## Begin Record set

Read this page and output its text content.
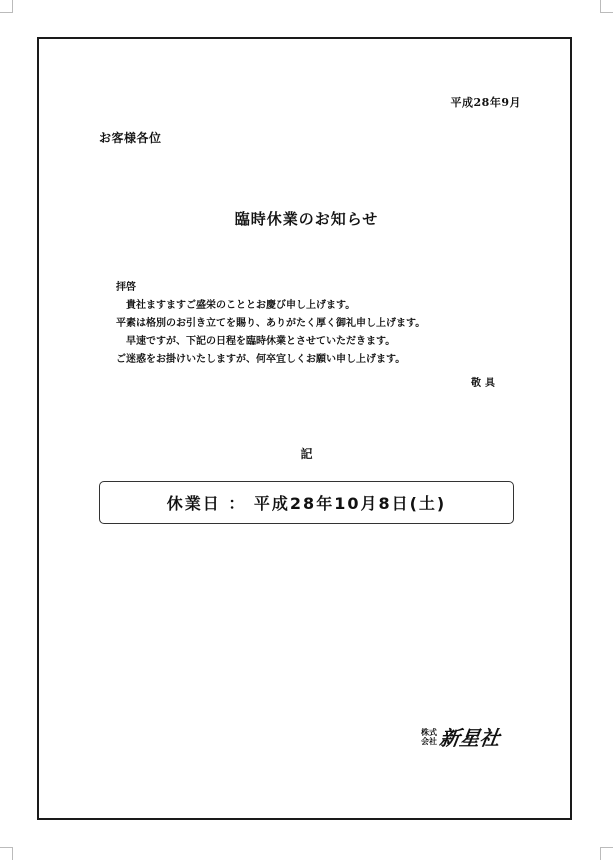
平成28年9月
お客様各位
臨時休業のお知らせ
拝啓
貴社ますますご盛栄のこととお慶び申し上げます。
平素は格別のお引き立てを賜り、ありがたく厚く御礼申し上げます。
早速ですが、下記の日程を臨時休業とさせていただきます。
ご迷惑をお掛けいたしますが、何卒宜しくお願い申し上げます。
敬具
記
休業日 ： 平成28年10月8日(土)
株式
会社 新星社
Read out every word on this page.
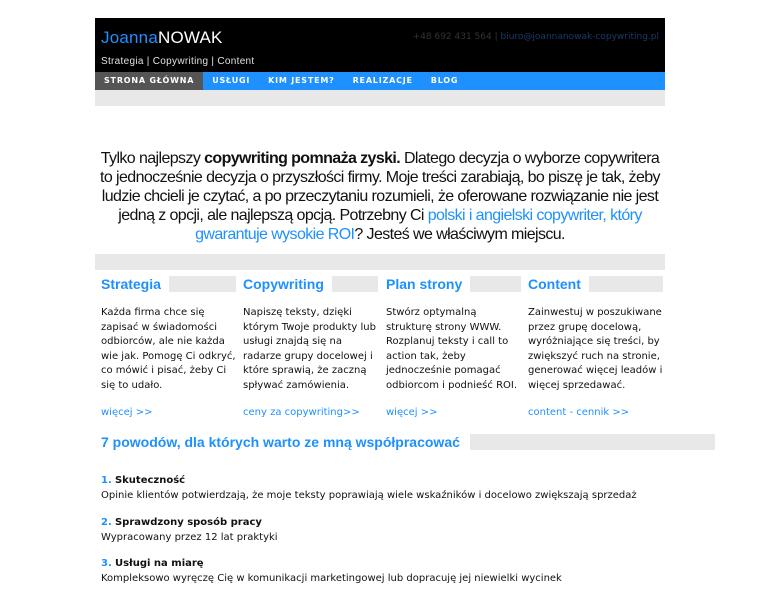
JoannaNOWAK
Strategia | Copywriting | Content
+48 692 431 564 | biuro@joannanowak-copywriting.pl
STRONA GŁÓWNA	USŁUGI	KIM JESTEM?	REALIZACJE	BLOG
Tylko najlepszy copywriting pomnaża zyski. Dlatego decyzja o wyborze copywritera to jednocześnie decyzja o przyszłości firmy. Moje treści zarabiają, bo piszę je tak, żeby ludzie chcieli je czytać, a po przeczytaniu rozumieli, że oferowane rozwiązanie nie jest jedną z opcji, ale najlepszą opcją. Potrzebny Ci polski i angielski copywriter, który gwarantuje wysokie ROI? Jesteś we właściwym miejscu.
Strategia
Każda firma chce się zapisać w świadomości odbiorców, ale nie każda wie jak. Pomogę Ci odkryć, co mówić i pisać, żeby Ci się to udało.
więcej >>
Copywriting
Napiszę teksty, dzięki którym Twoje produkty lub usługi znajdą się na radarze grupy docelowej i które sprawią, że zaczną spływać zamówienia.
ceny za copywriting>>
Plan strony
Stwórz optymalną strukturę strony WWW. Rozplanuj teksty i call to action tak, żeby jednocześnie pomagać odbiorcom i podnieść ROI.
więcej >>
Content
Zainwestuj w poszukiwane przez grupę docelową, wyróżniające się treści, by zwiększyć ruch na stronie, generować więcej leadów i więcej sprzedawać.
content - cennik >>
7 powodów, dla których warto ze mną współpracować
1. Skuteczność
Opinie klientów potwierdzają, że moje teksty poprawiają wiele wskaźników i docelowo zwiększają sprzedaż
2. Sprawdzony sposób pracy
Wypracowany przez 12 lat praktyki
3. Usługi na miarę
Kompleksowo wyręczę Cię w komunikacji marketingowej lub dopracuję jej niewielki wycinek
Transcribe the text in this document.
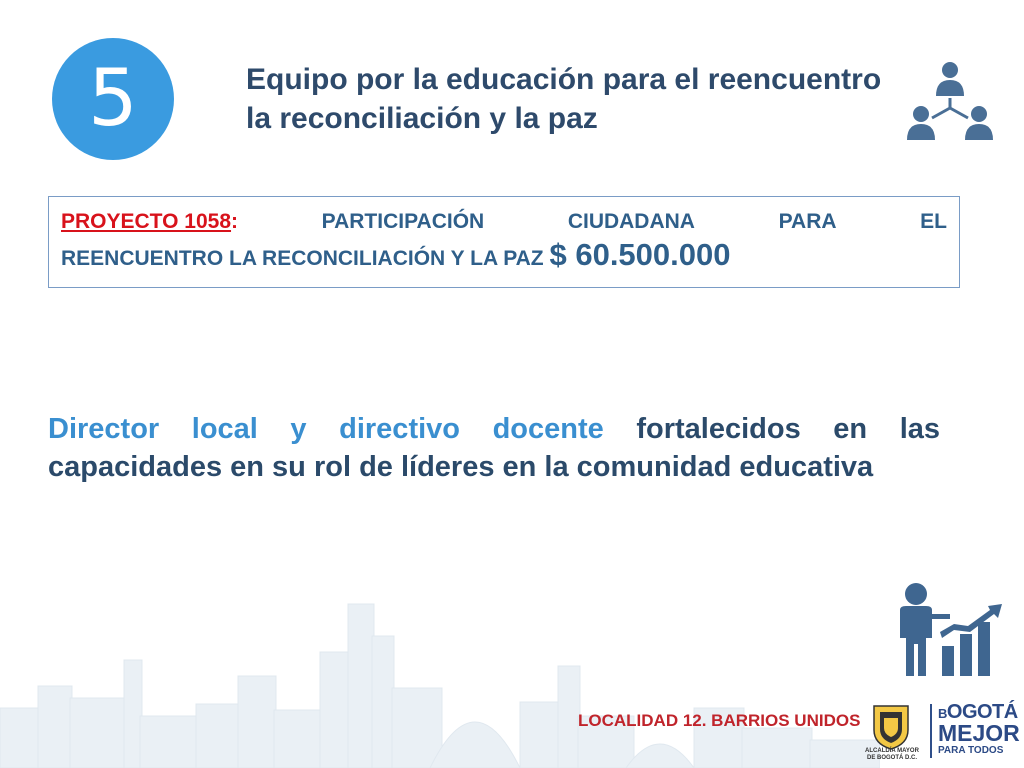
5	Equipo por la educación para el reencuentro la reconciliación y la paz
PROYECTO 1058:	PARTICIPACIÓN	CIUDADANA	PARA	EL
REENCUENTRO LA RECONCILIACIÓN Y LA PAZ $ 60.500.000
Director local y directivo docente fortalecidos en las capacidades en su rol de líderes en la comunidad educativa
LOCALIDAD 12. BARRIOS UNIDOS
ALCALDÍA MAYOR
DE BOGOTÁ D.C.
BOGOTÁ
MEJOR
PARA TODOS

## End Record set

Task brief |
Repeat all the data as it stands, dropping any images it holds.

Exercise answer |
Read this page and output its text content.
平成28年9月
お客様各位
臨時休業のお知らせ
拝啓
貴社ますますご盛栄のこととお慶び申し上げます。
平素は格別のお引き立てを賜り、ありがたく厚く御礼申し上げます。
早速ですが、下記の日程を臨時休業とさせていただきます。
ご迷惑をお掛けいたしますが、何卒宜しくお願い申し上げます。
敬具
記
休業日 ： 平成28年10月8日(土)
株式
会社 新星社
Read out every word on this page.
JoannaNOWAK
Strategia | Copywriting | Content
+48 692 431 564 | biuro@joannanowak-copywriting.pl
STRONA GŁÓWNA	USŁUGI	KIM JESTEM?	REALIZACJE	BLOG
Tylko najlepszy copywriting pomnaża zyski. Dlatego decyzja o wyborze copywritera to jednocześnie decyzja o przyszłości firmy. Moje treści zarabiają, bo piszę je tak, żeby ludzie chcieli je czytać, a po przeczytaniu rozumieli, że oferowane rozwiązanie nie jest jedną z opcji, ale najlepszą opcją. Potrzebny Ci polski i angielski copywriter, który gwarantuje wysokie ROI? Jesteś we właściwym miejscu.
Strategia
Każda firma chce się zapisać w świadomości odbiorców, ale nie każda wie jak. Pomogę Ci odkryć, co mówić i pisać, żeby Ci się to udało.
więcej >>
Copywriting
Napiszę teksty, dzięki którym Twoje produkty lub usługi znajdą się na radarze grupy docelowej i które sprawią, że zaczną spływać zamówienia.
ceny za copywriting>>
Plan strony
Stwórz optymalną strukturę strony WWW. Rozplanuj teksty i call to action tak, żeby jednocześnie pomagać odbiorcom i podnieść ROI.
więcej >>
Content
Zainwestuj w poszukiwane przez grupę docelową, wyróżniające się treści, by zwiększyć ruch na stronie, generować więcej leadów i więcej sprzedawać.
content - cennik >>
7 powodów, dla których warto ze mną współpracować
1. Skuteczność
Opinie klientów potwierdzają, że moje teksty poprawiają wiele wskaźników i docelowo zwiększają sprzedaż
2. Sprawdzony sposób pracy
Wypracowany przez 12 lat praktyki
3. Usługi na miarę
Kompleksowo wyręczę Cię w komunikacji marketingowej lub dopracuję jej niewielki wycinek
Transcribe the text in this document.
5	Equipo por la educación para el reencuentro la reconciliación y la paz
PROYECTO 1058:	PARTICIPACIÓN	CIUDADANA	PARA	EL
REENCUENTRO LA RECONCILIACIÓN Y LA PAZ $ 60.500.000
Director local y directivo docente fortalecidos en las capacidades en su rol de líderes en la comunidad educativa
LOCALIDAD 12. BARRIOS UNIDOS
ALCALDÍA MAYOR
DE BOGOTÁ D.C.
BOGOTÁ
MEJOR
PARA TODOS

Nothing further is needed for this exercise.